Exactly as written, print each record in the listing.

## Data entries

☆ ☆ ☆

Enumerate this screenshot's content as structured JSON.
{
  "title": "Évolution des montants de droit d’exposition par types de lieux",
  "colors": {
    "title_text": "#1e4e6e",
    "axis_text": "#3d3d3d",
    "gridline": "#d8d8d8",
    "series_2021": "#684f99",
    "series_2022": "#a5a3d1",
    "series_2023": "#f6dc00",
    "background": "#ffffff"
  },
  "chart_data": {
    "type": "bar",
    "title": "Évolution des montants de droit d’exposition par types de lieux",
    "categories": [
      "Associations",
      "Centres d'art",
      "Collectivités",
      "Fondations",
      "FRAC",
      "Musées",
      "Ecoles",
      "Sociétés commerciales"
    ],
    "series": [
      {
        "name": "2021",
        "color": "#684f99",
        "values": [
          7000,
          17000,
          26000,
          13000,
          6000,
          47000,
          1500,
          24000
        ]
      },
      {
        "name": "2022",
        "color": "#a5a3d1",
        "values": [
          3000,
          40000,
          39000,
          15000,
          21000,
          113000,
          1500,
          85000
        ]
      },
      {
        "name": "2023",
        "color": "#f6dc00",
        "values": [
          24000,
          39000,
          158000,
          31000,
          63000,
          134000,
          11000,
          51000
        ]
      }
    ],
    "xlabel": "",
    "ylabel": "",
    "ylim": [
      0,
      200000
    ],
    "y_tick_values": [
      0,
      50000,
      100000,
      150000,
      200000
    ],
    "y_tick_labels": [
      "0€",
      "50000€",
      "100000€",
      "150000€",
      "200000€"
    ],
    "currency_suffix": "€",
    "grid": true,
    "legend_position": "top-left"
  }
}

☆ ☆ ☆

## EXERCISE ANSWER
Enumerate this screenshot's content as structured JSON.
{
  "title": "Évolution des montants de droit d’exposition par types de lieux",
  "colors": {
    "title_text": "#1e4e6e",
    "axis_text": "#3d3d3d",
    "gridline": "#d8d8d8",
    "series_2021": "#684f99",
    "series_2022": "#a5a3d1",
    "series_2023": "#f6dc00",
    "background": "#ffffff"
  },
  "chart_data": {
    "type": "bar",
    "title": "Évolution des montants de droit d’exposition par types de lieux",
    "categories": [
      "Associations",
      "Centres d'art",
      "Collectivités",
      "Fondations",
      "FRAC",
      "Musées",
      "Ecoles",
      "Sociétés commerciales"
    ],
    "series": [
      {
        "name": "2021",
        "color": "#684f99",
        "values": [
          7000,
          17000,
          26000,
          13000,
          6000,
          47000,
          1500,
          24000
        ]
      },
      {
        "name": "2022",
        "color": "#a5a3d1",
        "values": [
          3000,
          40000,
          39000,
          15000,
          21000,
          113000,
          1500,
          85000
        ]
      },
      {
        "name": "2023",
        "color": "#f6dc00",
        "values": [
          24000,
          39000,
          158000,
          31000,
          63000,
          134000,
          11000,
          51000
        ]
      }
    ],
    "xlabel": "",
    "ylabel": "",
    "ylim": [
      0,
      200000
    ],
    "y_tick_values": [
      0,
      50000,
      100000,
      150000,
      200000
    ],
    "y_tick_labels": [
      "0€",
      "50000€",
      "100000€",
      "150000€",
      "200000€"
    ],
    "currency_suffix": "€",
    "grid": true,
    "legend_position": "top-left"
  }
}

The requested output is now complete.